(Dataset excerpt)
[Start]

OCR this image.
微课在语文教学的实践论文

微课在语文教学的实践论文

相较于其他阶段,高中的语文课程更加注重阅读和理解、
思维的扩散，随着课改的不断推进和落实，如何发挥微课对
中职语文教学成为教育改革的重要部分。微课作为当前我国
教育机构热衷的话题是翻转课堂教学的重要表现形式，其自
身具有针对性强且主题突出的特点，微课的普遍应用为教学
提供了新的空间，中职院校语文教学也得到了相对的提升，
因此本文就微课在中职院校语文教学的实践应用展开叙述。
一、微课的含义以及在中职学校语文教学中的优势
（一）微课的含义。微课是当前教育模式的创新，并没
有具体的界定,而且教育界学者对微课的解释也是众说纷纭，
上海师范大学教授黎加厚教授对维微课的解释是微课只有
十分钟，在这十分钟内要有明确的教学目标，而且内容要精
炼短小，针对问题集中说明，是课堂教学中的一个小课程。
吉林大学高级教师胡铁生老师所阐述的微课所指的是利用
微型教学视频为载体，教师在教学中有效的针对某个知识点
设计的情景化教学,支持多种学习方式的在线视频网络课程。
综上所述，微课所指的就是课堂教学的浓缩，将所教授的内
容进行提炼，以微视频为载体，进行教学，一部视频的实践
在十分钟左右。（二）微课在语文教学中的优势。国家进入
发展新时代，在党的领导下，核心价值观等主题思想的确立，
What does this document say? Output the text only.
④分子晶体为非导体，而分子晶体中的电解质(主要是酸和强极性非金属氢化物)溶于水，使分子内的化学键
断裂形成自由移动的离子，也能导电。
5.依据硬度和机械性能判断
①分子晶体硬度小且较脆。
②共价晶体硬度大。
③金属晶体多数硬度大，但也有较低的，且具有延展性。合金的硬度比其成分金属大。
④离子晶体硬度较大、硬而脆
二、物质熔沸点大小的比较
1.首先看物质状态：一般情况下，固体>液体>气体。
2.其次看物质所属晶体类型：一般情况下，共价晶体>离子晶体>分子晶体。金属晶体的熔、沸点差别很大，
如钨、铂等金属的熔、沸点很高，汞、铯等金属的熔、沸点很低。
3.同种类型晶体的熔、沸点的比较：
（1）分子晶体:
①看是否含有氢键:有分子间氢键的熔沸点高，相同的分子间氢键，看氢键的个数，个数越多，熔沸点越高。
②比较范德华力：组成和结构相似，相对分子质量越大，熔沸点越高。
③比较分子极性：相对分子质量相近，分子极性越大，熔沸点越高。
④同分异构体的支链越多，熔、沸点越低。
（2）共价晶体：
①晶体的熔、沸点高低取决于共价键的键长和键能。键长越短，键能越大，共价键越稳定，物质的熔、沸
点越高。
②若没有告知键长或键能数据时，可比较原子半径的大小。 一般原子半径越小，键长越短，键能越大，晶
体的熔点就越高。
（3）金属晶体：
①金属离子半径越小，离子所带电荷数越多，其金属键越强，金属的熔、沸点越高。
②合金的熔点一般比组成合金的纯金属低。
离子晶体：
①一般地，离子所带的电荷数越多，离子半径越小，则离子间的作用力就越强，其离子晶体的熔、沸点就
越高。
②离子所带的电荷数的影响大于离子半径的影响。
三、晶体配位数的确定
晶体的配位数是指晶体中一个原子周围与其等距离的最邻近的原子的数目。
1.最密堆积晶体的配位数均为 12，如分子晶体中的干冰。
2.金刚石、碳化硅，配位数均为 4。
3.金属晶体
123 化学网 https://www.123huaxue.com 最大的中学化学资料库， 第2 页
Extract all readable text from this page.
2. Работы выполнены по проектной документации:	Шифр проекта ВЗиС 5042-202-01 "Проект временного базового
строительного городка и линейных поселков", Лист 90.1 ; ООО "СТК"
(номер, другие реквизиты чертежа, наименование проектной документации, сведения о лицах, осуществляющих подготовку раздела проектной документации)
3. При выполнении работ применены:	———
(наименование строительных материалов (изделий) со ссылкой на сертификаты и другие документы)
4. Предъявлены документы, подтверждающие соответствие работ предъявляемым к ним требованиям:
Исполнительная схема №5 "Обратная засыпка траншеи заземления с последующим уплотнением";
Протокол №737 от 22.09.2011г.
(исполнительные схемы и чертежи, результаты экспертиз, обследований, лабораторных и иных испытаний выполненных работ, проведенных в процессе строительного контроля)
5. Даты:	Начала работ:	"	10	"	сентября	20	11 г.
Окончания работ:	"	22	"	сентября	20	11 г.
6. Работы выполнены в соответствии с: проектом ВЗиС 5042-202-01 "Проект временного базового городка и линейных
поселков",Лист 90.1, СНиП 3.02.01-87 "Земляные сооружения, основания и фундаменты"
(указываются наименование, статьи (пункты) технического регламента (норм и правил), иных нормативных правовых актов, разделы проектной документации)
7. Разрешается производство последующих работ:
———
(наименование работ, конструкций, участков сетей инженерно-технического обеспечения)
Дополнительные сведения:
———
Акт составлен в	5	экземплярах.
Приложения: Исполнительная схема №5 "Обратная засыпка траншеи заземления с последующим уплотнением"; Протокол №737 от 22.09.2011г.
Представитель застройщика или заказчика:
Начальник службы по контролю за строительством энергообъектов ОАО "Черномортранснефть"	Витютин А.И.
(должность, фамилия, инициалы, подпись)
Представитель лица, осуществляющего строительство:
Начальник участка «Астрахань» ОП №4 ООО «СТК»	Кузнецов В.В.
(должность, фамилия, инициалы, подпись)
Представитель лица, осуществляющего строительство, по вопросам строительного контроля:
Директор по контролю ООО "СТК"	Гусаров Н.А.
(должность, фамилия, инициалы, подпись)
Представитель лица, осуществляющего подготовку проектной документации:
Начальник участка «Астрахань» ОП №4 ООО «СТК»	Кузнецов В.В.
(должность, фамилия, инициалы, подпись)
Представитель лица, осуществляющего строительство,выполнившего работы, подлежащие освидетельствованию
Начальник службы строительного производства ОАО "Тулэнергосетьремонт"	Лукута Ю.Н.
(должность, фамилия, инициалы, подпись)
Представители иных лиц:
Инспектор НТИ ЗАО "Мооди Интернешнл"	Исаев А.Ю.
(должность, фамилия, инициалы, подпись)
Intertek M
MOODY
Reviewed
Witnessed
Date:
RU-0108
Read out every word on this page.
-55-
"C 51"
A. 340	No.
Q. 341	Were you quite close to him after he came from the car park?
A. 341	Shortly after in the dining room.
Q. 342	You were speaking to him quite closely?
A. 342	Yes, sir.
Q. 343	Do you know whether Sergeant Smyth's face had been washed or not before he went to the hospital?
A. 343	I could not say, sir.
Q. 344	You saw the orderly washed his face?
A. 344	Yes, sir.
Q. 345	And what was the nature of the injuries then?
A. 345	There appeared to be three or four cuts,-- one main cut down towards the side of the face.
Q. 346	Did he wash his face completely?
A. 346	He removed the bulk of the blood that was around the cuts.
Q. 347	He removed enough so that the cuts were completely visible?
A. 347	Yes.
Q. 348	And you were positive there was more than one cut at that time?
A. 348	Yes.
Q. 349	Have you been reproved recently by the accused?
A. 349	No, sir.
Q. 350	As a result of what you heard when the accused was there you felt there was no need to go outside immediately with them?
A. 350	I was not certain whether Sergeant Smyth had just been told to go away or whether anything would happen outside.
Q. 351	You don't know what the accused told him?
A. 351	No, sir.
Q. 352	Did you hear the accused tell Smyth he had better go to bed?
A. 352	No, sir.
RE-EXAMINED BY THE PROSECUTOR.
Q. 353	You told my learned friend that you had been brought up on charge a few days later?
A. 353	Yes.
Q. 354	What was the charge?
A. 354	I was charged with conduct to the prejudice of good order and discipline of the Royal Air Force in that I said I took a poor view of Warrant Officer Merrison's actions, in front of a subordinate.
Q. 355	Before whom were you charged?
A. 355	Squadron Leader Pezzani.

[End]

=== YOUR OBJECTIVE ===
Identify each line holding the string "засыпка", and copy it out.

=== SOLUTION TO THIS EXERCISE ===
Исполнительная схема №5 "Обратная засыпка траншеи заземления с последующим уплотнением";
Приложения: Исполнительная схема №5 "Обратная засыпка траншеи заземления с последующим уплотнением"; Протокол №737 от 22.09.2011г.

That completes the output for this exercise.